>> start

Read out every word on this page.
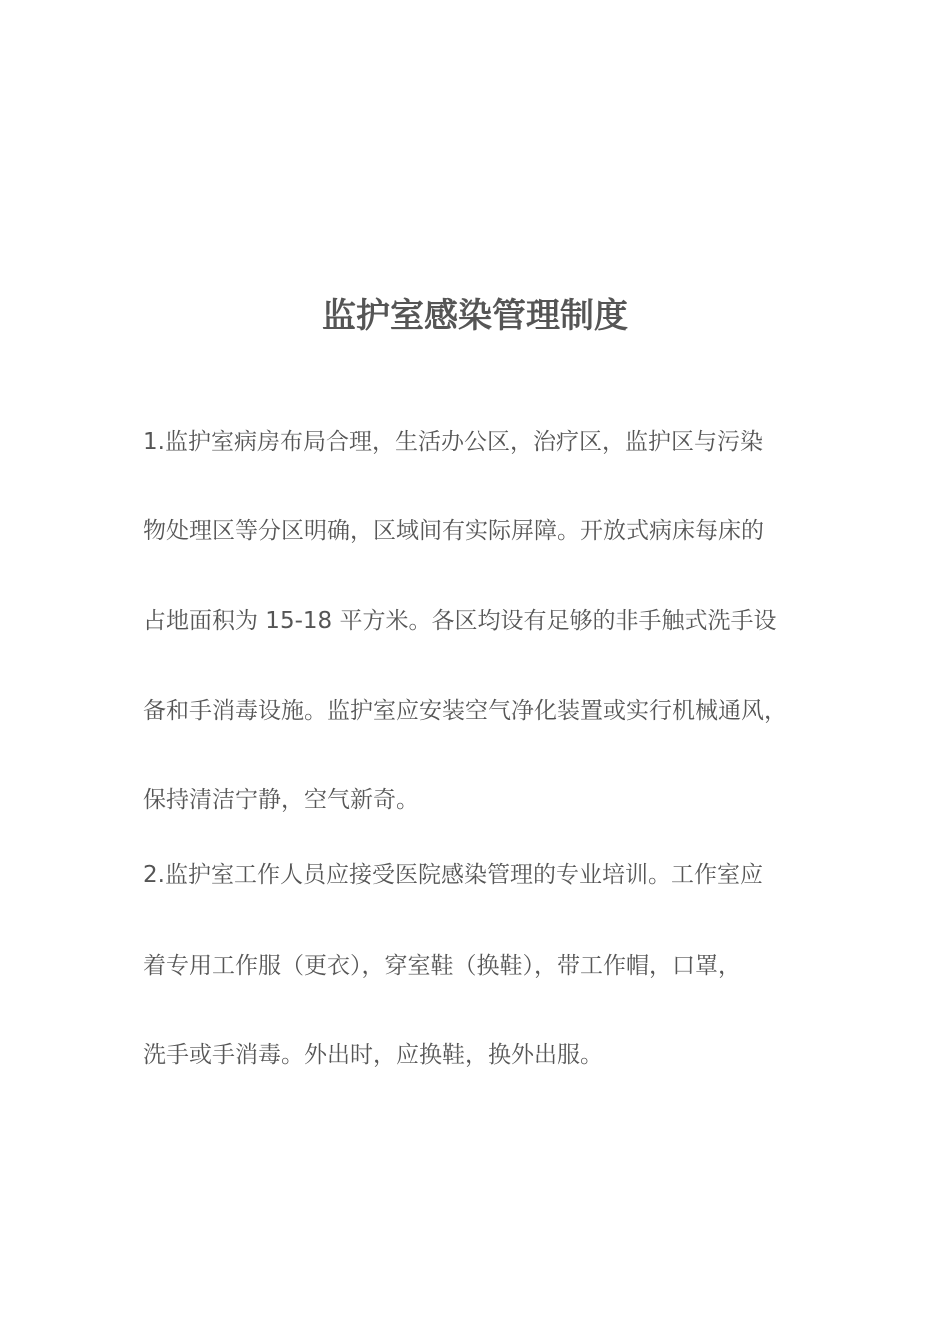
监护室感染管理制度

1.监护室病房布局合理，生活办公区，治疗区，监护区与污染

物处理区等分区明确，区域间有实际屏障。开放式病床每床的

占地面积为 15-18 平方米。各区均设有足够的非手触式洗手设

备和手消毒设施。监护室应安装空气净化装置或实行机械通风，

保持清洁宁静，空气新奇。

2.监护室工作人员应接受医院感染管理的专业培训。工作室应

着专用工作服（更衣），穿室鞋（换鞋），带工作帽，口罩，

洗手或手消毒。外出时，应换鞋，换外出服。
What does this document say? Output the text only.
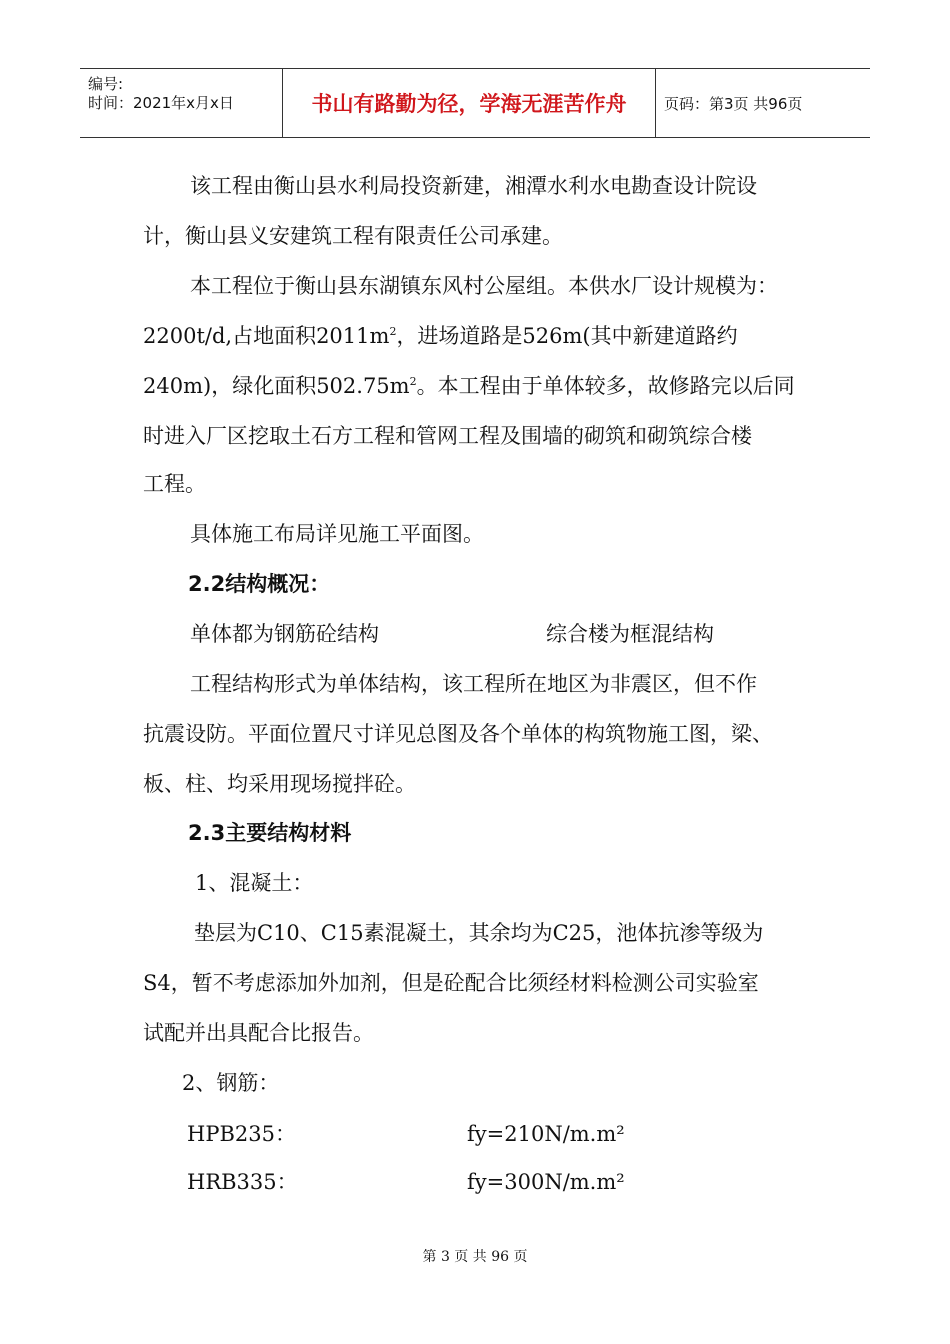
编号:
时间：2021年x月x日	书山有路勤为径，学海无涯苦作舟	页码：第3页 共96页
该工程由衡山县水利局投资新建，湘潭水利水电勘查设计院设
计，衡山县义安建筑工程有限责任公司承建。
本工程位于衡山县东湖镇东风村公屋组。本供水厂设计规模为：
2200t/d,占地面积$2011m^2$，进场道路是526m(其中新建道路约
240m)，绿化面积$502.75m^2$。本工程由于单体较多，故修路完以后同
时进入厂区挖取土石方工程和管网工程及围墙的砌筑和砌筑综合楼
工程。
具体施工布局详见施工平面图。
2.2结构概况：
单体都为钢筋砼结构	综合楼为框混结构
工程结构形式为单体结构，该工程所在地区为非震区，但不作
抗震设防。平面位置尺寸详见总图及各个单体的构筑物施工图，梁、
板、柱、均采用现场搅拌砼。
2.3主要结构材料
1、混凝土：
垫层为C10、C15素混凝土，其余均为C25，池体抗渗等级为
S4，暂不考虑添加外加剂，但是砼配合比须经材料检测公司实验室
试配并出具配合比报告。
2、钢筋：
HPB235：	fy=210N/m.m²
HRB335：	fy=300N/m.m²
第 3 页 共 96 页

>> end

▶ _Work instructions_
Omit every image. Quote each record exactly.

▶ _Response for this exercise_
Read out every word on this page.
监护室感染管理制度

1.监护室病房布局合理，生活办公区，治疗区，监护区与污染

物处理区等分区明确，区域间有实际屏障。开放式病床每床的

占地面积为 15-18 平方米。各区均设有足够的非手触式洗手设

备和手消毒设施。监护室应安装空气净化装置或实行机械通风，

保持清洁宁静，空气新奇。

2.监护室工作人员应接受医院感染管理的专业培训。工作室应

着专用工作服（更衣），穿室鞋（换鞋），带工作帽，口罩，

洗手或手消毒。外出时，应换鞋，换外出服。
What does this document say? Output the text only.
编号:
时间：2021年x月x日	书山有路勤为径，学海无涯苦作舟	页码：第3页 共96页
该工程由衡山县水利局投资新建，湘潭水利水电勘查设计院设
计，衡山县义安建筑工程有限责任公司承建。
本工程位于衡山县东湖镇东风村公屋组。本供水厂设计规模为：
2200t/d,占地面积$2011m^2$，进场道路是526m(其中新建道路约
240m)，绿化面积$502.75m^2$。本工程由于单体较多，故修路完以后同
时进入厂区挖取土石方工程和管网工程及围墙的砌筑和砌筑综合楼
工程。
具体施工布局详见施工平面图。
2.2结构概况：
单体都为钢筋砼结构	综合楼为框混结构
工程结构形式为单体结构，该工程所在地区为非震区，但不作
抗震设防。平面位置尺寸详见总图及各个单体的构筑物施工图，梁、
板、柱、均采用现场搅拌砼。
2.3主要结构材料
1、混凝土：
垫层为C10、C15素混凝土，其余均为C25，池体抗渗等级为
S4，暂不考虑添加外加剂，但是砼配合比须经材料检测公司实验室
试配并出具配合比报告。
2、钢筋：
HPB235：	fy=210N/m.m²
HRB335：	fy=300N/m.m²
第 3 页 共 96 页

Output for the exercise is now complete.